## Start Data supplied

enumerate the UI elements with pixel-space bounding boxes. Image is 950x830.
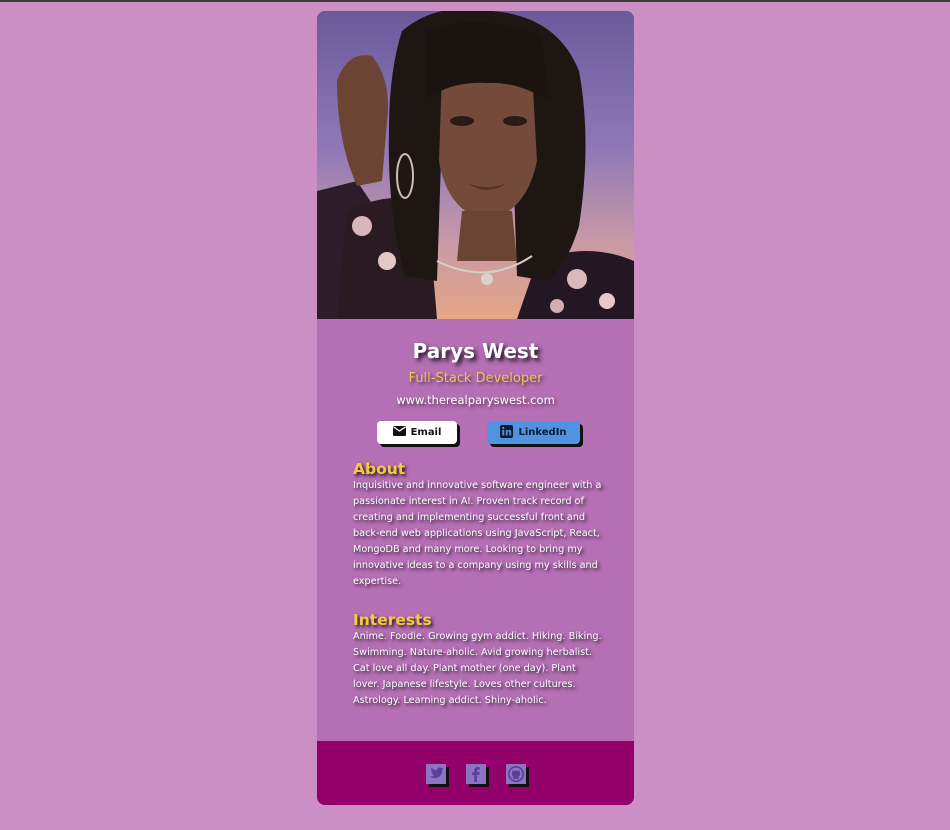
window-top-border [0, 0, 950, 2]
email-button[interactable]: Email [377, 421, 457, 444]
linkedin-button[interactable]: LinkedIn [487, 421, 580, 444]
about-section: About Inquisitive and innovative softwar… [317, 460, 634, 590]
profile-photo [317, 11, 634, 319]
twitter-link[interactable] [425, 763, 446, 784]
profile-card: Parys West Full-Stack Developer www.ther… [317, 11, 634, 805]
facebook-icon [469, 766, 483, 782]
linkedin-button-label: LinkedIn [518, 427, 567, 438]
linkedin-icon [500, 424, 514, 441]
profile-title: Full-Stack Developer [408, 371, 543, 386]
interests-section: Interests Anime. Foodie. Growing gym add… [317, 611, 634, 709]
contact-buttons: Email LinkedIn [317, 421, 634, 447]
interests-text: Anime. Foodie. Growing gym addict. Hikin… [353, 631, 602, 706]
profile-name: Parys West [412, 339, 539, 363]
profile-info: Parys West Full-Stack Developer www.ther… [317, 319, 634, 447]
twitter-icon [428, 766, 444, 781]
facebook-link[interactable] [465, 763, 486, 784]
envelope-icon [392, 426, 406, 439]
interests-heading: Interests [353, 611, 432, 629]
profile-photo-illustration [317, 11, 634, 319]
github-link[interactable] [505, 763, 526, 784]
about-heading: About [353, 460, 406, 478]
social-footer [317, 741, 634, 805]
github-icon [507, 765, 524, 782]
website-link[interactable]: www.therealparyswest.com [317, 392, 634, 408]
about-text: Inquisitive and innovative software engi… [353, 480, 602, 587]
email-button-label: Email [410, 427, 442, 438]
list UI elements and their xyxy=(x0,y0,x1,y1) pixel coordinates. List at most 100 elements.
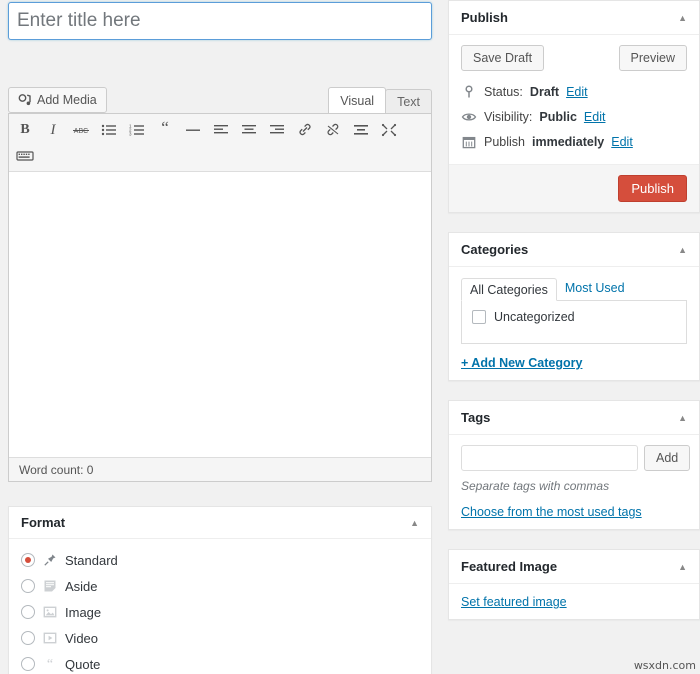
tags-panel-header[interactable]: Tags ▲ xyxy=(449,401,699,435)
format-radio-standard[interactable] xyxy=(21,553,35,567)
tab-all-categories[interactable]: All Categories xyxy=(461,278,557,301)
add-media-label: Add Media xyxy=(37,93,97,107)
format-options-list: Standard Aside Image Video “ Quote xyxy=(9,539,431,674)
visibility-value: Public xyxy=(539,109,577,124)
align-left-icon[interactable] xyxy=(207,117,235,143)
publish-panel-title: Publish xyxy=(461,10,508,25)
publish-panel: Publish ▲ Save Draft Preview Status: Dra… xyxy=(448,0,700,213)
fullscreen-icon[interactable] xyxy=(375,117,403,143)
format-option-standard[interactable]: Standard xyxy=(21,547,419,573)
featured-image-panel-body: Set featured image xyxy=(449,584,699,619)
featured-image-panel-header[interactable]: Featured Image ▲ xyxy=(449,550,699,584)
save-draft-button[interactable]: Save Draft xyxy=(461,45,545,71)
category-checkbox-uncategorized[interactable] xyxy=(472,310,486,324)
chevron-up-icon[interactable]: ▲ xyxy=(678,562,687,572)
categories-panel-header[interactable]: Categories ▲ xyxy=(449,233,699,267)
chevron-up-icon[interactable]: ▲ xyxy=(678,413,687,423)
featured-image-panel-title: Featured Image xyxy=(461,559,558,574)
tab-visual[interactable]: Visual xyxy=(328,87,387,113)
tags-panel-body: Add Separate tags with commas Choose fro… xyxy=(449,435,699,529)
aside-icon xyxy=(42,578,58,594)
tab-text[interactable]: Text xyxy=(385,89,432,113)
format-radio-image[interactable] xyxy=(21,605,35,619)
most-used-tags-link[interactable]: Choose from the most used tags xyxy=(461,505,687,519)
wordpress-post-editor: Add Media Visual Text B I ABC xyxy=(0,0,700,674)
format-option-quote[interactable]: “ Quote xyxy=(21,651,419,674)
status-label: Status: xyxy=(484,84,523,99)
format-option-image[interactable]: Image xyxy=(21,599,419,625)
format-radio-aside[interactable] xyxy=(21,579,35,593)
toolbar-toggle-icon[interactable] xyxy=(11,143,39,169)
publish-panel-header[interactable]: Publish ▲ xyxy=(449,1,699,35)
schedule-label: Publish xyxy=(484,134,525,149)
word-count-label: Word count: 0 xyxy=(9,457,431,481)
align-right-icon[interactable] xyxy=(263,117,291,143)
categories-panel-body: All Categories Most Used Uncategorized +… xyxy=(449,267,699,380)
align-center-icon[interactable] xyxy=(235,117,263,143)
remove-link-icon[interactable] xyxy=(319,117,347,143)
status-edit-link[interactable]: Edit xyxy=(566,85,588,99)
format-metabox-header[interactable]: Format ▲ xyxy=(9,507,431,539)
schedule-row: Publish immediately Edit xyxy=(461,129,687,154)
editor-top-row: Add Media Visual Text xyxy=(8,83,432,113)
italic-icon[interactable]: I xyxy=(39,117,67,143)
insert-link-icon[interactable] xyxy=(291,117,319,143)
tags-panel: Tags ▲ Add Separate tags with commas Cho… xyxy=(448,400,700,530)
tab-most-used[interactable]: Most Used xyxy=(557,277,633,300)
eye-icon xyxy=(461,109,477,125)
visibility-edit-link[interactable]: Edit xyxy=(584,110,606,124)
pin-icon xyxy=(42,552,58,568)
status-value: Draft xyxy=(529,84,560,99)
pin-marker-icon xyxy=(461,84,477,100)
format-option-aside[interactable]: Aside xyxy=(21,573,419,599)
calendar-icon xyxy=(461,134,477,150)
strikethrough-icon[interactable]: ABC xyxy=(67,117,95,143)
format-label-quote: Quote xyxy=(65,656,101,672)
tags-hint: Separate tags with commas xyxy=(461,479,610,493)
numbered-list-icon[interactable]: 1 2 3 xyxy=(123,117,151,143)
format-metabox: Format ▲ Standard Aside Image Video “ Qu… xyxy=(8,506,432,674)
insert-read-more-icon[interactable] xyxy=(347,117,375,143)
preview-button[interactable]: Preview xyxy=(618,45,687,71)
blockquote-icon[interactable]: “ xyxy=(151,117,179,143)
format-label-image: Image xyxy=(65,604,102,620)
add-new-category-link[interactable]: + Add New Category xyxy=(461,356,687,370)
chevron-up-icon[interactable]: ▲ xyxy=(678,245,687,255)
add-media-icon xyxy=(18,93,32,107)
bold-icon[interactable]: B xyxy=(11,117,39,143)
categories-list: Uncategorized xyxy=(461,301,687,344)
tags-input-row: Add xyxy=(461,445,691,471)
format-label-standard: Standard xyxy=(65,552,118,568)
format-radio-video[interactable] xyxy=(21,631,35,645)
status-row: Status: Draft Edit xyxy=(461,79,687,104)
schedule-value: immediately xyxy=(532,134,605,149)
tags-input[interactable] xyxy=(461,445,638,471)
publish-actions-row: Save Draft Preview xyxy=(461,45,687,71)
chevron-up-icon[interactable]: ▲ xyxy=(410,518,419,528)
schedule-edit-link[interactable]: Edit xyxy=(611,135,633,149)
format-label-video: Video xyxy=(65,630,99,646)
add-media-button[interactable]: Add Media xyxy=(8,87,107,113)
publish-button[interactable]: Publish xyxy=(618,175,687,202)
set-featured-image-link[interactable]: Set featured image xyxy=(461,595,567,609)
visibility-row: Visibility: Public Edit xyxy=(461,104,687,129)
editor-box: B I ABC 1 2 3 “ Word count: 0 xyxy=(8,113,432,482)
format-radio-quote[interactable] xyxy=(21,657,35,671)
post-title-input[interactable] xyxy=(8,2,432,40)
tags-panel-title: Tags xyxy=(461,410,491,425)
video-icon xyxy=(42,630,58,646)
post-content-area[interactable] xyxy=(9,172,431,457)
format-metabox-title: Format xyxy=(21,515,66,530)
watermark: wsxdn.com xyxy=(633,659,696,672)
categories-panel-title: Categories xyxy=(461,242,529,257)
add-tag-button[interactable]: Add xyxy=(644,445,691,471)
quote-icon: “ xyxy=(42,656,58,672)
bulleted-list-icon[interactable] xyxy=(95,117,123,143)
category-item-uncategorized[interactable]: Uncategorized xyxy=(472,310,676,324)
chevron-up-icon[interactable]: ▲ xyxy=(678,13,687,23)
format-option-video[interactable]: Video xyxy=(21,625,419,651)
svg-text:“: “ xyxy=(47,657,53,671)
categories-tabs: All Categories Most Used xyxy=(461,277,687,301)
editor-mode-tabs: Visual Text xyxy=(328,87,432,113)
horizontal-rule-icon[interactable] xyxy=(179,117,207,143)
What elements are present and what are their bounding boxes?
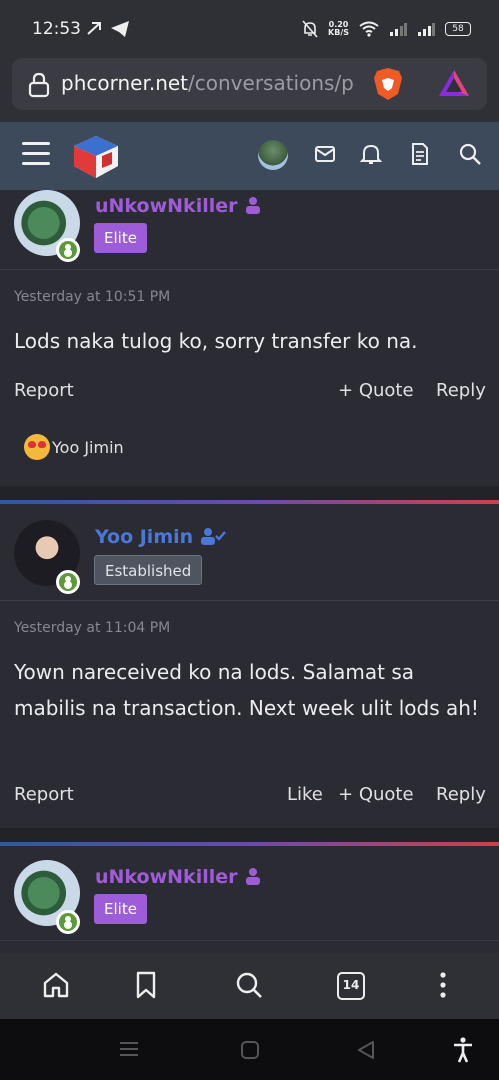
brave-rewards-icon[interactable]: [437, 68, 471, 98]
quote-button[interactable]: + Quote: [338, 380, 414, 401]
online-status-icon: [56, 238, 80, 262]
author-username[interactable]: uNkowNkiller: [95, 195, 262, 217]
lock-icon[interactable]: [28, 72, 50, 98]
recent-apps-icon[interactable]: [118, 1040, 140, 1058]
username-text: uNkowNkiller: [95, 866, 238, 888]
bookmark-icon[interactable]: [134, 971, 158, 999]
mail-icon[interactable]: [314, 142, 336, 166]
reaction-user: Yoo Jimin: [52, 437, 124, 457]
url-path: /conversations/p: [188, 71, 354, 95]
site-header: [0, 122, 499, 190]
browser-toolbar: phcorner.net/conversations/p: [0, 58, 499, 122]
plus-icon: +: [338, 380, 359, 401]
post-separator: [0, 828, 499, 842]
user-title-badge: Established: [94, 555, 203, 585]
author-username[interactable]: uNkowNkiller: [95, 866, 262, 888]
browser-bottom-nav: 14: [0, 953, 499, 1019]
verified-user-icon: [200, 528, 226, 545]
search-icon[interactable]: [235, 971, 263, 999]
report-button[interactable]: Report: [14, 784, 74, 805]
post-timestamp[interactable]: Yesterday at 10:51 PM: [14, 289, 170, 305]
heart-eyes-emoji-icon: [24, 434, 50, 460]
home-icon[interactable]: [42, 971, 70, 999]
report-button[interactable]: Report: [14, 380, 74, 401]
url-text[interactable]: phcorner.net/conversations/p: [61, 71, 361, 95]
post-body: Lods naka tulog ko, sorry transfer ko na…: [14, 329, 418, 353]
username-text: uNkowNkiller: [95, 195, 238, 217]
status-time: 12:53: [32, 19, 81, 39]
username-text: Yoo Jimin: [95, 526, 194, 548]
post-body: Yown nareceived ko na lods. Salamat sa m…: [14, 660, 479, 720]
post-timestamp[interactable]: Yesterday at 11:04 PM: [14, 620, 170, 636]
more-icon[interactable]: [437, 971, 449, 999]
post-author-header: uNkowNkiller Elite: [0, 190, 499, 270]
bell-icon[interactable]: [360, 142, 382, 166]
user-title-badge: Elite: [94, 894, 147, 924]
plus-icon: +: [338, 784, 359, 805]
user-avatar[interactable]: [258, 140, 288, 170]
post-author-header: Yoo Jimin Established: [0, 504, 499, 601]
user-title-badge: Elite: [94, 223, 147, 253]
message-post: uNkowNkiller Elite: [0, 846, 499, 953]
author-username[interactable]: Yoo Jimin: [95, 526, 226, 548]
message-post: Yoo Jimin Established Yesterday at 11:04…: [0, 504, 499, 828]
system-nav-bar: [0, 1019, 499, 1080]
like-button[interactable]: Like: [287, 784, 323, 805]
reaction-summary[interactable]: Yoo Jimin: [24, 434, 124, 460]
back-icon[interactable]: [356, 1040, 376, 1060]
search-icon[interactable]: [458, 142, 482, 166]
tabs-icon[interactable]: 14: [337, 972, 365, 1000]
online-status-icon: [56, 570, 80, 594]
message-post: uNkowNkiller Elite Yesterday at 10:51 PM…: [0, 190, 499, 486]
brave-shield-icon[interactable]: [372, 66, 404, 102]
wifi-icon: [359, 21, 379, 37]
menu-icon[interactable]: [22, 142, 50, 166]
quote-label: Quote: [358, 784, 414, 805]
document-icon[interactable]: [410, 142, 430, 166]
net-speed: 0.20 KB/S: [328, 21, 349, 37]
online-status-icon: [56, 910, 80, 934]
status-bar: 12:53 0.20 KB/S 58: [0, 0, 499, 58]
elite-user-icon: [246, 197, 261, 214]
mute-icon: [302, 20, 318, 38]
net-speed-unit: KB/S: [328, 28, 349, 37]
reply-button[interactable]: Reply: [436, 380, 486, 401]
battery-indicator: 58: [445, 22, 471, 36]
accessibility-icon[interactable]: [452, 1037, 474, 1063]
telegram-icon: [111, 21, 129, 37]
signal-icon: [390, 23, 407, 36]
url-bar[interactable]: phcorner.net/conversations/p: [12, 58, 487, 110]
url-host: phcorner.net: [61, 71, 189, 95]
signal-icon: [418, 23, 435, 36]
quote-label: Quote: [358, 380, 414, 401]
post-author-header: uNkowNkiller Elite: [0, 846, 499, 941]
reply-button[interactable]: Reply: [436, 784, 486, 805]
site-logo[interactable]: [72, 134, 120, 180]
post-separator: [0, 486, 499, 500]
elite-user-icon: [246, 868, 261, 885]
missed-call-icon: [87, 22, 101, 35]
home-button-icon[interactable]: [240, 1040, 260, 1060]
quote-button[interactable]: + Quote: [338, 784, 414, 805]
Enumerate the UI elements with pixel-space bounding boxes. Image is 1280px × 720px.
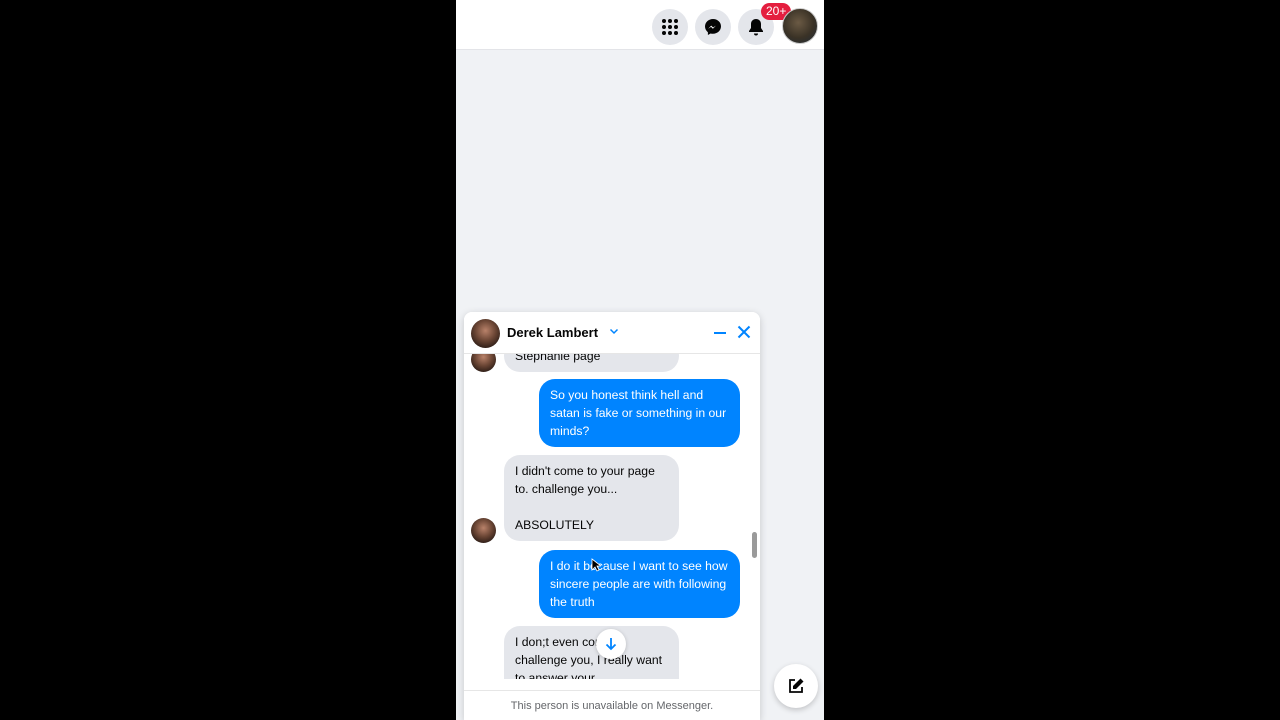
menu-grid-button[interactable] [652, 9, 688, 45]
arrow-down-icon [605, 638, 617, 651]
scrollbar-thumb[interactable] [752, 532, 757, 558]
scroll-to-bottom-button[interactable] [596, 629, 626, 659]
bell-icon [749, 19, 763, 36]
contact-avatar-small [471, 518, 496, 543]
messenger-button[interactable] [695, 9, 731, 45]
message-incoming: I don;t even come to challenge you, I re… [504, 626, 679, 679]
mouse-cursor-icon [591, 558, 601, 572]
chevron-down-icon[interactable] [609, 326, 619, 336]
message-outgoing: I do it because I want to see how sincer… [539, 550, 740, 618]
compose-icon [789, 678, 804, 693]
new-message-button[interactable] [774, 664, 818, 708]
unavailable-notice: This person is unavailable on Messenger. [464, 690, 760, 720]
contact-avatar-small [471, 354, 496, 372]
profile-avatar[interactable] [782, 8, 818, 44]
contact-name[interactable]: Derek Lambert [507, 325, 598, 340]
message-outgoing: So you honest think hell and satan is fa… [539, 379, 740, 447]
menu-grid-icon [662, 19, 678, 35]
messenger-icon [705, 19, 721, 35]
contact-avatar[interactable] [471, 319, 500, 348]
minimize-icon[interactable] [713, 326, 727, 340]
message-incoming: I didn't come to your page to. challenge… [504, 455, 679, 541]
close-icon[interactable] [737, 325, 751, 339]
message-incoming: Stephanie page [504, 354, 679, 372]
top-navigation-bar: 20+ [456, 0, 824, 50]
chat-header[interactable]: Derek Lambert [464, 312, 760, 354]
chat-window: Derek Lambert Stephanie page So you hone… [464, 312, 760, 720]
facebook-page: 20+ Derek Lambert Stephanie page So you … [456, 0, 824, 720]
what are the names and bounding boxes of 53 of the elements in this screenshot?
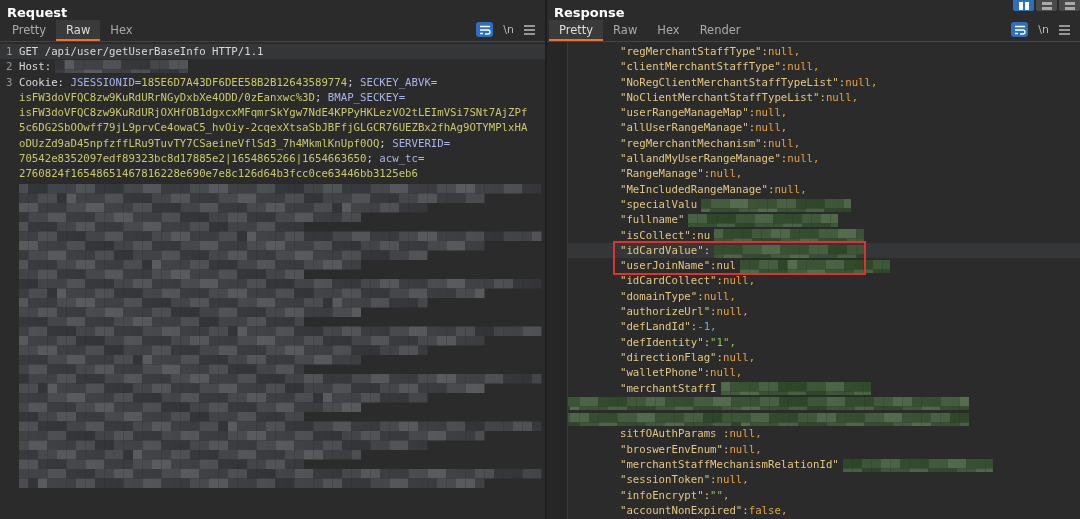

## End Data supplied

* Short exercise
Copy out the listing lines starting with the line that contains "window-top-border [0, 0, 950, 2]" and going on through the line that contains "about-section: About Inquisitive".

* Exercise result
window-top-border [0, 0, 950, 2]
email-button[interactable]: Email [377, 421, 457, 444]
linkedin-button[interactable]: LinkedIn [487, 421, 580, 444]
about-section: About Inquisitive and innovative softwar… [317, 460, 634, 590]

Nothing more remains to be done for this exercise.